* **Requirement**
Pick out each line containing the string "Occasionals" and copy it.

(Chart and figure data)
-.-.-
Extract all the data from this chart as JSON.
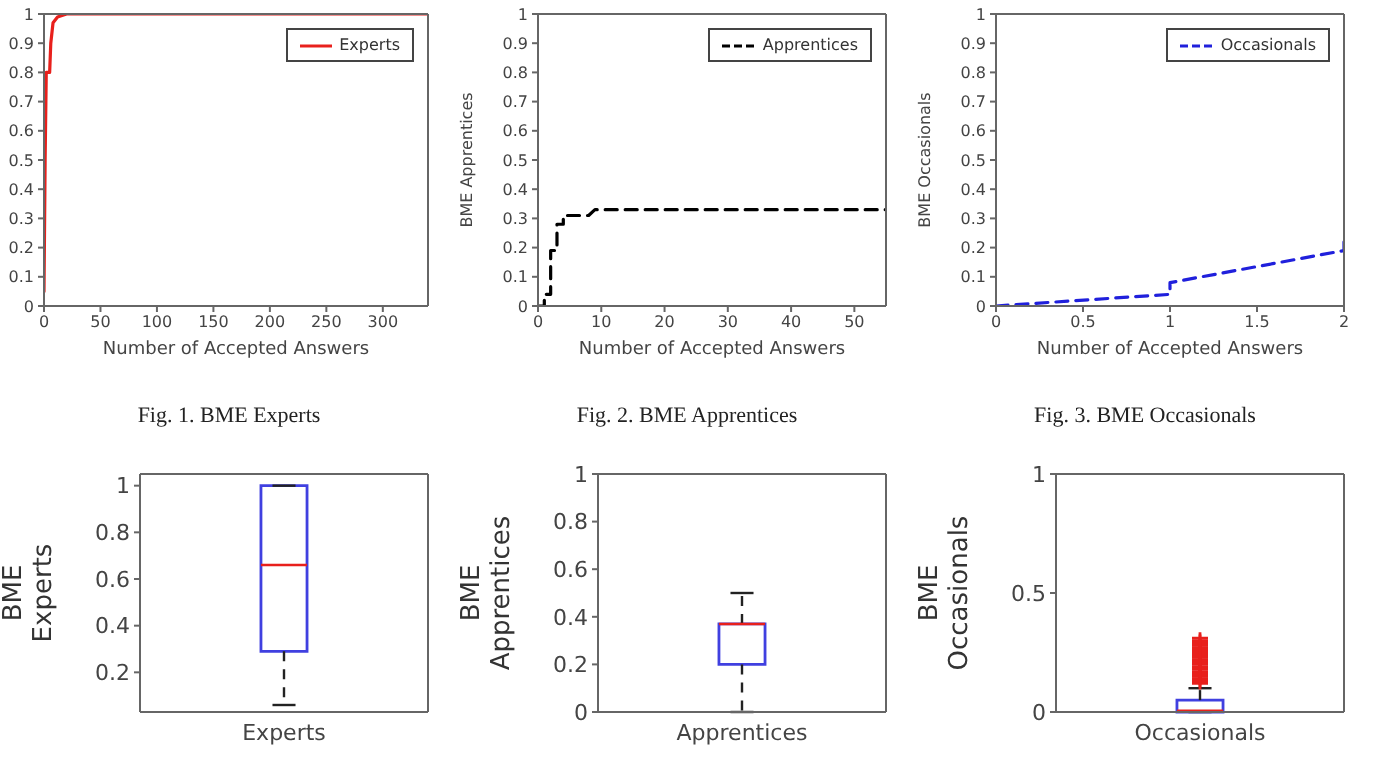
{
  "chart_data": [
    {
      "type": "line",
      "xlabel": "Number of Accepted Answers",
      "annotations": [
        "Fig. 1. BME Experts"
      ],
      "xlim": [
        0,
        340
      ],
      "xticks": [
        0,
        50,
        100,
        150,
        200,
        250,
        300
      ],
      "ylim": [
        0,
        1
      ],
      "yticks": [
        0,
        0.1,
        0.2,
        0.3,
        0.4,
        0.5,
        0.6,
        0.7,
        0.8,
        0.9,
        1
      ],
      "legend": "top right",
      "marker": "none",
      "line_style": "solid",
      "series": [
        {
          "name": "Experts",
          "color": "#e8201c",
          "x": [
            0,
            1,
            2,
            5,
            6,
            8,
            12,
            20,
            340
          ],
          "values": [
            0.05,
            0.5,
            0.8,
            0.8,
            0.9,
            0.97,
            0.99,
            1,
            1
          ]
        }
      ]
    },
    {
      "type": "line",
      "xlabel": "Number of Accepted Answers",
      "ylabel": "BME Apprentices",
      "annotations": [
        "Fig. 2. BME Apprentices"
      ],
      "xlim": [
        0,
        55
      ],
      "xticks": [
        0,
        10,
        20,
        30,
        40,
        50
      ],
      "ylim": [
        0,
        1
      ],
      "yticks": [
        0,
        0.1,
        0.2,
        0.3,
        0.4,
        0.5,
        0.6,
        0.7,
        0.8,
        0.9,
        1
      ],
      "legend": "top right",
      "marker": "none",
      "line_style": "dashed",
      "series": [
        {
          "name": "Apprentices",
          "color": "#000000",
          "x": [
            0,
            1,
            1,
            2,
            2,
            3,
            3,
            4,
            4,
            8,
            9,
            55
          ],
          "values": [
            0,
            0,
            0.04,
            0.04,
            0.19,
            0.19,
            0.28,
            0.28,
            0.31,
            0.31,
            0.33,
            0.33
          ]
        }
      ]
    },
    {
      "type": "line",
      "xlabel": "Number of Accepted Answers",
      "ylabel": "BME Occasionals",
      "annotations": [
        "Fig. 3. BME Occasionals"
      ],
      "xlim": [
        0,
        2
      ],
      "xticks": [
        0,
        0.5,
        1,
        1.5,
        2
      ],
      "ylim": [
        0,
        1
      ],
      "yticks": [
        0,
        0.1,
        0.2,
        0.3,
        0.4,
        0.5,
        0.6,
        0.7,
        0.8,
        0.9,
        1
      ],
      "legend": "top right",
      "marker": "none",
      "line_style": "dashed",
      "series": [
        {
          "name": "Occasionals",
          "color": "#2020dc",
          "x": [
            0,
            1,
            1,
            2,
            2
          ],
          "values": [
            0,
            0.04,
            0.08,
            0.19,
            0.22
          ]
        }
      ]
    },
    {
      "type": "box",
      "ylabel": "BME Experts",
      "categories": [
        "Experts"
      ],
      "color": "#4040e0",
      "ylim": [
        0.03,
        1.05
      ],
      "yticks": [
        0.2,
        0.4,
        0.6,
        0.8,
        1
      ],
      "boxes": [
        {
          "low": 0.06,
          "q1": 0.29,
          "median": 0.66,
          "q3": 1,
          "high": 1
        }
      ]
    },
    {
      "type": "box",
      "ylabel": "BME Apprentices",
      "categories": [
        "Apprentices"
      ],
      "color": "#4040e0",
      "ylim": [
        0,
        1
      ],
      "yticks": [
        0,
        0.2,
        0.4,
        0.6,
        0.8,
        1
      ],
      "boxes": [
        {
          "low": 0,
          "q1": 0.2,
          "median": 0.37,
          "q3": 0.37,
          "high": 0.5
        }
      ]
    },
    {
      "type": "box",
      "ylabel": "BME Occasionals",
      "categories": [
        "Occasionals"
      ],
      "color": "#4040e0",
      "ylim": [
        0,
        1
      ],
      "yticks": [
        0,
        0.5,
        1
      ],
      "boxes": [
        {
          "low": 0,
          "q1": 0,
          "median": 0.005,
          "q3": 0.05,
          "high": 0.1,
          "outliers": [
            0.12,
            0.13,
            0.14,
            0.15,
            0.16,
            0.17,
            0.18,
            0.19,
            0.2,
            0.21,
            0.22,
            0.23,
            0.24,
            0.25,
            0.26,
            0.27,
            0.28,
            0.29,
            0.3,
            0.31
          ]
        }
      ]
    }
  ]
}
-.-.-
* **Task output**
      "ylabel": "BME Occasionals",
        "Fig. 3. BME Occasionals"
          "name": "Occasionals",
      "ylabel": "BME Occasionals",
        "Occasionals"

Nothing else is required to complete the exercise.